*Stated exercise*:
Work out how many lines of the listing hold the string "capita", then answer with that number and nothing else.

*Material shown*:

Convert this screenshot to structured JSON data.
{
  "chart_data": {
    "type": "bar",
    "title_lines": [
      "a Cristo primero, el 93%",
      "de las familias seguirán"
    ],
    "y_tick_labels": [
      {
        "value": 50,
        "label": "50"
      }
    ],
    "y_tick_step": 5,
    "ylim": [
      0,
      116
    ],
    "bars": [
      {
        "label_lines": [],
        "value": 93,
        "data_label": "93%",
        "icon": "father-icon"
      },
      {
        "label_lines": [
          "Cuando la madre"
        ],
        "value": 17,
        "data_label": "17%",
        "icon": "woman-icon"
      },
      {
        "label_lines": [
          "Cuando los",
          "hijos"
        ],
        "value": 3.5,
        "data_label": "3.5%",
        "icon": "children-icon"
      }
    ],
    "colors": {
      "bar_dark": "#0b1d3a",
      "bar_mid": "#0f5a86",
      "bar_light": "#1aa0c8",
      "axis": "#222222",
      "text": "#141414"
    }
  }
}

* * *

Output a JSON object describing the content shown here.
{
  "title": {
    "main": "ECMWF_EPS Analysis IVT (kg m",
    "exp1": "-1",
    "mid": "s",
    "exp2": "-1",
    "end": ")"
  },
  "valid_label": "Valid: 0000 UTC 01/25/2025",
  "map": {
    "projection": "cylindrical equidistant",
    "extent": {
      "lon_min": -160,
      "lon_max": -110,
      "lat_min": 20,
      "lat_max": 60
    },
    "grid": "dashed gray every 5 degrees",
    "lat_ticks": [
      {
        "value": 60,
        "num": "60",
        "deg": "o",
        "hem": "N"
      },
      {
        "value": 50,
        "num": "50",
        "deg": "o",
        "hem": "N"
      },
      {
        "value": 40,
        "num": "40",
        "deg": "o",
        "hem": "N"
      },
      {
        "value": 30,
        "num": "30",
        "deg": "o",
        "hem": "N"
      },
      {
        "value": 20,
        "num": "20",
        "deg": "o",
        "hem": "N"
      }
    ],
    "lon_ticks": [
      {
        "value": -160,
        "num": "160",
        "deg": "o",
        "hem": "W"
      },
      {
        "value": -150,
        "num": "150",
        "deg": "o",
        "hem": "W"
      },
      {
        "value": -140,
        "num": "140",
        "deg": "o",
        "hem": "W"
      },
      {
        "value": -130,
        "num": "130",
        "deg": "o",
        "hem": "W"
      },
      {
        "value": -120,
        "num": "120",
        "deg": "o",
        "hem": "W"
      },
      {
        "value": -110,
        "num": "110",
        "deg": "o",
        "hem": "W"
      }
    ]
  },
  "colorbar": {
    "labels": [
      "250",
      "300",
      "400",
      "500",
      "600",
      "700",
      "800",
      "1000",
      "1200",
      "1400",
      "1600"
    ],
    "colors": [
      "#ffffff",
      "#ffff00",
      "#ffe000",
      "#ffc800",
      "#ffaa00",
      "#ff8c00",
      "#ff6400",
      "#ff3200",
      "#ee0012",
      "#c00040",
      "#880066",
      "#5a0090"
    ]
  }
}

---

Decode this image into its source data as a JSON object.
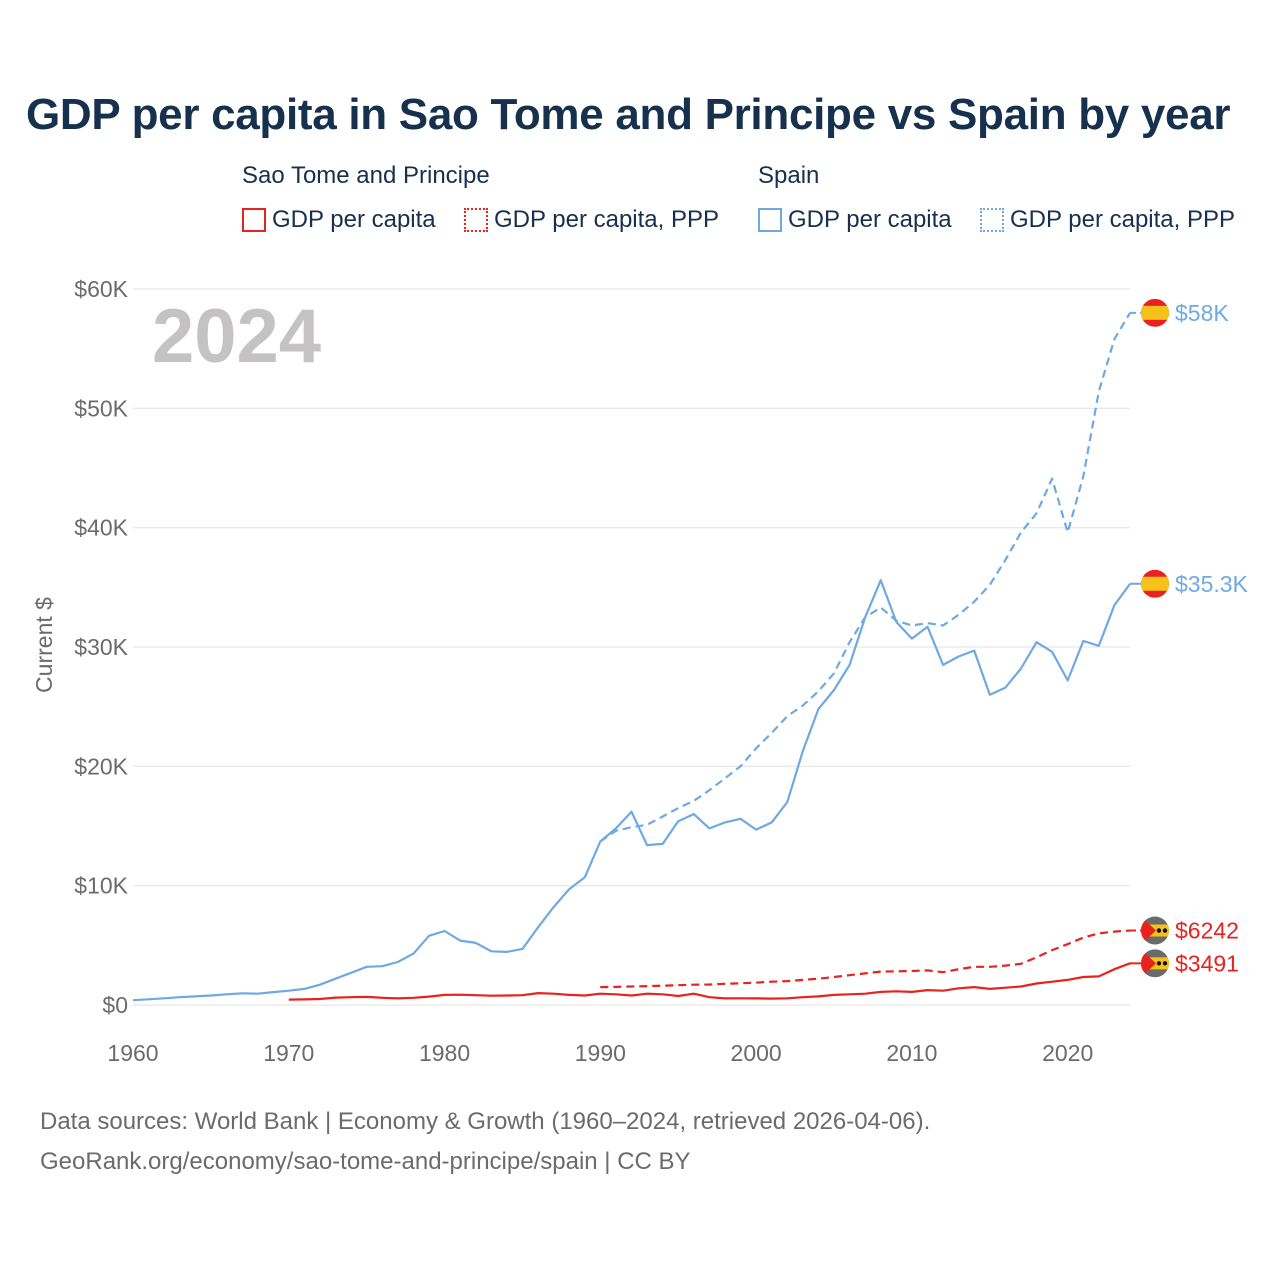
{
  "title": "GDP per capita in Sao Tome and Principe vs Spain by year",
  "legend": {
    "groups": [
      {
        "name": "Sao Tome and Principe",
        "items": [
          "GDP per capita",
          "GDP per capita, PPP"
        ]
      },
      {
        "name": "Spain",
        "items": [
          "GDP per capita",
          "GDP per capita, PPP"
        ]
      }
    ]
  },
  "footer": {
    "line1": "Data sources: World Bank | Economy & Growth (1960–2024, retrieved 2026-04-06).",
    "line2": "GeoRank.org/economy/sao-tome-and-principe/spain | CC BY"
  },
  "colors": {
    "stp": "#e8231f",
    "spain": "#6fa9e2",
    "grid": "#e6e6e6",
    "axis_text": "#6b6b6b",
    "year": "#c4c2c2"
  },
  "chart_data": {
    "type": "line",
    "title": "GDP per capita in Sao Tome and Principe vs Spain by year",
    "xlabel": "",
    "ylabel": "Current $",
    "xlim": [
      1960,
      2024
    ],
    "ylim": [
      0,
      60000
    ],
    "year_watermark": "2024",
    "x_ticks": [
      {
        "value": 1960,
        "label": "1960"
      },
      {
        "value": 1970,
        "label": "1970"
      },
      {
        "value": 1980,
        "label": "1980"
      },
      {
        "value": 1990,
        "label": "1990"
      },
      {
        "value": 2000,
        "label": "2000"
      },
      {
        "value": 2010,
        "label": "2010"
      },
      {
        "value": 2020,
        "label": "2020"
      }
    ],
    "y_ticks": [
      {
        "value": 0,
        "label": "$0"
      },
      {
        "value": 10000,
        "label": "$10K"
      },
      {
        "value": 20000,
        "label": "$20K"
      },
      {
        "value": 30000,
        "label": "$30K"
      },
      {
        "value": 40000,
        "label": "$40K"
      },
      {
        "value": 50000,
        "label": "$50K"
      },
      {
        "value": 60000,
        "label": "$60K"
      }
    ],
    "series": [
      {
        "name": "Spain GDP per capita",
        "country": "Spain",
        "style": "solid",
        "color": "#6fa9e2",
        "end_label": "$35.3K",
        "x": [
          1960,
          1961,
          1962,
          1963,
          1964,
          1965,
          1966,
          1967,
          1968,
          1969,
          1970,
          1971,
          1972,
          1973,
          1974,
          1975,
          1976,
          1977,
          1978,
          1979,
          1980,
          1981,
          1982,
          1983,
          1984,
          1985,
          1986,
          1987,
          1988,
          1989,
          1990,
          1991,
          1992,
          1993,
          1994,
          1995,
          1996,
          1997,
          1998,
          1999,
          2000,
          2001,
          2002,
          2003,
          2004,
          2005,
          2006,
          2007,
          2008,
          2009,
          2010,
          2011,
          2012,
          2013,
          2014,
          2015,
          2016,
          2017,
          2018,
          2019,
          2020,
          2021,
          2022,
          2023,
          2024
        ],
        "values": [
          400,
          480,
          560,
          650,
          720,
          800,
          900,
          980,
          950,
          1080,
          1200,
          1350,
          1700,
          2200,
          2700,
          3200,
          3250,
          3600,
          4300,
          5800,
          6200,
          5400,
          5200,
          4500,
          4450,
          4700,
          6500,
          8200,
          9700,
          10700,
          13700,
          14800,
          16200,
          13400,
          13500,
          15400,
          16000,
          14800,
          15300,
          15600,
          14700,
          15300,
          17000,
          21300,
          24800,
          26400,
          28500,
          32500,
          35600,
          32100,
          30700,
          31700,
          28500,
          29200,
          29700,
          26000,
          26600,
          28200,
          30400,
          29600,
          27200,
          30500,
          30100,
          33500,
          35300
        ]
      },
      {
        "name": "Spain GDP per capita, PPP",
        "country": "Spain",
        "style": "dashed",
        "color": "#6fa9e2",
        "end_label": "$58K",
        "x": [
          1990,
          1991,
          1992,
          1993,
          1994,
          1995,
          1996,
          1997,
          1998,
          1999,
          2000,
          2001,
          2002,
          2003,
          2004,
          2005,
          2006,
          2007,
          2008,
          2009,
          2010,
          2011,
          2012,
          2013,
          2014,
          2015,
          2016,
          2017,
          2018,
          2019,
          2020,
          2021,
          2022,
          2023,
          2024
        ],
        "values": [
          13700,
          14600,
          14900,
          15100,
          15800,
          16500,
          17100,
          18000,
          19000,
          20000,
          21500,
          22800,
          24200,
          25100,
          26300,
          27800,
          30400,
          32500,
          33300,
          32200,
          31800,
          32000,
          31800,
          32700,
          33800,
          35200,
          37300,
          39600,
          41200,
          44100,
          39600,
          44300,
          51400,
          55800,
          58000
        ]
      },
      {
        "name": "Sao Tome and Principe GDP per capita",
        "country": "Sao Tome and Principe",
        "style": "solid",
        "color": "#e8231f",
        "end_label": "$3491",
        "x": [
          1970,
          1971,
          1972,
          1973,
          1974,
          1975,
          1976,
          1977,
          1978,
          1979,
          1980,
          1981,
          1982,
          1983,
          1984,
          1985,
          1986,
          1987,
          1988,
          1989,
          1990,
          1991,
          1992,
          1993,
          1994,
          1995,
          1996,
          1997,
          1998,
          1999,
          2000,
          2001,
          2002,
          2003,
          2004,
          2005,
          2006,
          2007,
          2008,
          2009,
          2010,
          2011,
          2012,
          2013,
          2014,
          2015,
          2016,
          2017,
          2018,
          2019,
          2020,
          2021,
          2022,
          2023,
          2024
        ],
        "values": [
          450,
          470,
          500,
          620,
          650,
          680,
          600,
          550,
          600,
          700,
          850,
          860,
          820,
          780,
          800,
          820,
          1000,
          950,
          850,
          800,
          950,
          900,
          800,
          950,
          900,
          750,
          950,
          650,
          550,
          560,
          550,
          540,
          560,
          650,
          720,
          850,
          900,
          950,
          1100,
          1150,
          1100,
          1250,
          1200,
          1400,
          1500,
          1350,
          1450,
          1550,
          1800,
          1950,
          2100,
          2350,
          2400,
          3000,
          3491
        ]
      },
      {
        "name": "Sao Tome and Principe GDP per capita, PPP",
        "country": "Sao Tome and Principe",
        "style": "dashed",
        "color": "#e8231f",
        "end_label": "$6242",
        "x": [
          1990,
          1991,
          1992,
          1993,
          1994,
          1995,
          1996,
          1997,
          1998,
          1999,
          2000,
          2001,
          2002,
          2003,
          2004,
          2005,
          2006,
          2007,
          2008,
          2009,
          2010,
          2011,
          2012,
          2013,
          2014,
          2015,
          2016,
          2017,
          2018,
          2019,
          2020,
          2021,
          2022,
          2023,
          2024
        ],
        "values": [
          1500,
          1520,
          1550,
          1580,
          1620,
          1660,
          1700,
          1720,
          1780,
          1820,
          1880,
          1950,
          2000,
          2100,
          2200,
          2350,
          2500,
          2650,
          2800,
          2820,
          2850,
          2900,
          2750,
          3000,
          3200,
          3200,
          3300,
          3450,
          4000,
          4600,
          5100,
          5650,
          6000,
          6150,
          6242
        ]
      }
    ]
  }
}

*Written answer*:
10